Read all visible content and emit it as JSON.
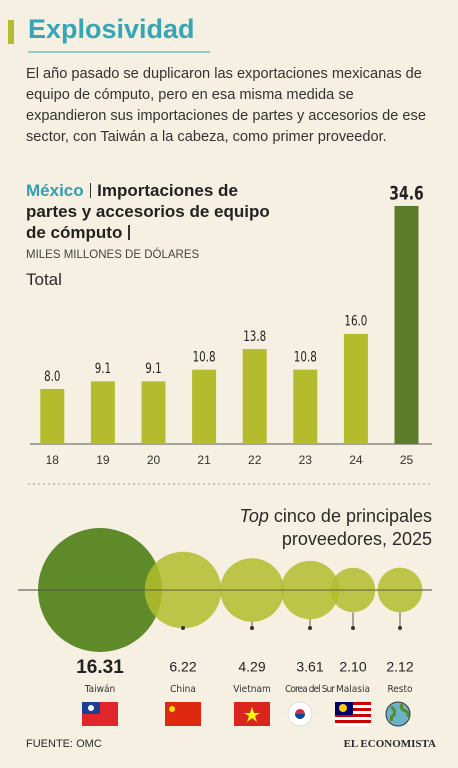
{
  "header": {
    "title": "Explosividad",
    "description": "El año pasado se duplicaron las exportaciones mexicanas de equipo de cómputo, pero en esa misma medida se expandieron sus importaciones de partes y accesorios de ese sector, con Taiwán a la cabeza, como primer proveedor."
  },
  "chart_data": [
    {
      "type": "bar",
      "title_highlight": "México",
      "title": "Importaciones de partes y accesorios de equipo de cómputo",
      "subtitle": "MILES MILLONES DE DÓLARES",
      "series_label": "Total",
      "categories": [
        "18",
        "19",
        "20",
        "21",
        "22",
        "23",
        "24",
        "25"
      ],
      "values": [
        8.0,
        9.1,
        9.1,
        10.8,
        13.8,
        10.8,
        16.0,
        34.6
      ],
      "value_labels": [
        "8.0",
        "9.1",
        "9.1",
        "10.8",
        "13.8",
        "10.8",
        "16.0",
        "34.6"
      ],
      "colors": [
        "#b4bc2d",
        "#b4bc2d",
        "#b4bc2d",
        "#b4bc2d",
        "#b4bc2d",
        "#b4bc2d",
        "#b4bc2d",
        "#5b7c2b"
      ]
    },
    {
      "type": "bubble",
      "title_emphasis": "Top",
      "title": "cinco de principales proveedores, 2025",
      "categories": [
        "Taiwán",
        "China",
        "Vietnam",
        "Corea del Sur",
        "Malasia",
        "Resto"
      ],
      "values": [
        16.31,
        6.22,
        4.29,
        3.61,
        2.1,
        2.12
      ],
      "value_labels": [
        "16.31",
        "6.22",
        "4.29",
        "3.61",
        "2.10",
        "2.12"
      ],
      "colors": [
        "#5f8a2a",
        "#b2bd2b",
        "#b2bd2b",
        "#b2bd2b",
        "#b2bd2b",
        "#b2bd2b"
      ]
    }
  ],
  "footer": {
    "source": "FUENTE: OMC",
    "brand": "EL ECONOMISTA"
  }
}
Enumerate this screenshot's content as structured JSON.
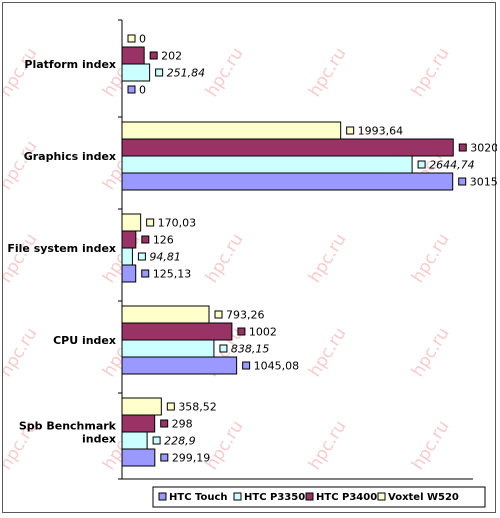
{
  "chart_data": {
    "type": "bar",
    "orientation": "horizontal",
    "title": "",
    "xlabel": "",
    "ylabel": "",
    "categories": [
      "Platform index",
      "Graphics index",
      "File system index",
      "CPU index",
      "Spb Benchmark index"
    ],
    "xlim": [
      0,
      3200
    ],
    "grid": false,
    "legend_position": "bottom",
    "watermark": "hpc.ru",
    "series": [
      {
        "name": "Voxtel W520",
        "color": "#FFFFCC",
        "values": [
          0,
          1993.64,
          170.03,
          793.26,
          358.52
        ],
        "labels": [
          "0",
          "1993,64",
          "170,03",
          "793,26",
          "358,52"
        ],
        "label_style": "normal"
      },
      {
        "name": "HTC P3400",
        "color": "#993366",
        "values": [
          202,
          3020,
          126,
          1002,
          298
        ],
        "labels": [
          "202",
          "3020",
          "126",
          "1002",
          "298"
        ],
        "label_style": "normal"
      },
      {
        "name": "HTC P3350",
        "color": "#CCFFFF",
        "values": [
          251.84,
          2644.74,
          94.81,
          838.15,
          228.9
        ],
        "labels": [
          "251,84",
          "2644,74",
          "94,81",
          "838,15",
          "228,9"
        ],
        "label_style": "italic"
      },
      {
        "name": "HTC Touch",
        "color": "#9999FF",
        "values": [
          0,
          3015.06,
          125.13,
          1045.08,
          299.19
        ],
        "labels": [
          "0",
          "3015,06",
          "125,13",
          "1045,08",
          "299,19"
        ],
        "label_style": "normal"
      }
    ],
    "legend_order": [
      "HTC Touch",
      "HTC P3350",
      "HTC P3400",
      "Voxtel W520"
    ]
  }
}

GIVEN PROBLEM:
Copy the entries exactly. Leave out the images.

EXERCISE RESULT:
Read all visible content and emit it as JSON.
{
  "header": {
    "title": "Explosividad",
    "description": "El año pasado se duplicaron las exportaciones mexicanas de equipo de cómputo, pero en esa misma medida se expandieron sus importaciones de partes y accesorios de ese sector, con Taiwán a la cabeza, como primer proveedor."
  },
  "chart_data": [
    {
      "type": "bar",
      "title_highlight": "México",
      "title": "Importaciones de partes y accesorios de equipo de cómputo",
      "subtitle": "MILES MILLONES DE DÓLARES",
      "series_label": "Total",
      "categories": [
        "18",
        "19",
        "20",
        "21",
        "22",
        "23",
        "24",
        "25"
      ],
      "values": [
        8.0,
        9.1,
        9.1,
        10.8,
        13.8,
        10.8,
        16.0,
        34.6
      ],
      "value_labels": [
        "8.0",
        "9.1",
        "9.1",
        "10.8",
        "13.8",
        "10.8",
        "16.0",
        "34.6"
      ],
      "colors": [
        "#b4bc2d",
        "#b4bc2d",
        "#b4bc2d",
        "#b4bc2d",
        "#b4bc2d",
        "#b4bc2d",
        "#b4bc2d",
        "#5b7c2b"
      ]
    },
    {
      "type": "bubble",
      "title_emphasis": "Top",
      "title": "cinco de principales proveedores, 2025",
      "categories": [
        "Taiwán",
        "China",
        "Vietnam",
        "Corea del Sur",
        "Malasia",
        "Resto"
      ],
      "values": [
        16.31,
        6.22,
        4.29,
        3.61,
        2.1,
        2.12
      ],
      "value_labels": [
        "16.31",
        "6.22",
        "4.29",
        "3.61",
        "2.10",
        "2.12"
      ],
      "colors": [
        "#5f8a2a",
        "#b2bd2b",
        "#b2bd2b",
        "#b2bd2b",
        "#b2bd2b",
        "#b2bd2b"
      ]
    }
  ],
  "footer": {
    "source": "FUENTE: OMC",
    "brand": "EL ECONOMISTA"
  }
}
Enumerate this screenshot's content as structured JSON.
{
  "chart_data": {
    "type": "bar",
    "orientation": "horizontal",
    "title": "",
    "xlabel": "",
    "ylabel": "",
    "categories": [
      "Platform index",
      "Graphics index",
      "File system index",
      "CPU index",
      "Spb Benchmark index"
    ],
    "xlim": [
      0,
      3200
    ],
    "grid": false,
    "legend_position": "bottom",
    "watermark": "hpc.ru",
    "series": [
      {
        "name": "Voxtel W520",
        "color": "#FFFFCC",
        "values": [
          0,
          1993.64,
          170.03,
          793.26,
          358.52
        ],
        "labels": [
          "0",
          "1993,64",
          "170,03",
          "793,26",
          "358,52"
        ],
        "label_style": "normal"
      },
      {
        "name": "HTC P3400",
        "color": "#993366",
        "values": [
          202,
          3020,
          126,
          1002,
          298
        ],
        "labels": [
          "202",
          "3020",
          "126",
          "1002",
          "298"
        ],
        "label_style": "normal"
      },
      {
        "name": "HTC P3350",
        "color": "#CCFFFF",
        "values": [
          251.84,
          2644.74,
          94.81,
          838.15,
          228.9
        ],
        "labels": [
          "251,84",
          "2644,74",
          "94,81",
          "838,15",
          "228,9"
        ],
        "label_style": "italic"
      },
      {
        "name": "HTC Touch",
        "color": "#9999FF",
        "values": [
          0,
          3015.06,
          125.13,
          1045.08,
          299.19
        ],
        "labels": [
          "0",
          "3015,06",
          "125,13",
          "1045,08",
          "299,19"
        ],
        "label_style": "normal"
      }
    ],
    "legend_order": [
      "HTC Touch",
      "HTC P3350",
      "HTC P3400",
      "Voxtel W520"
    ]
  }
}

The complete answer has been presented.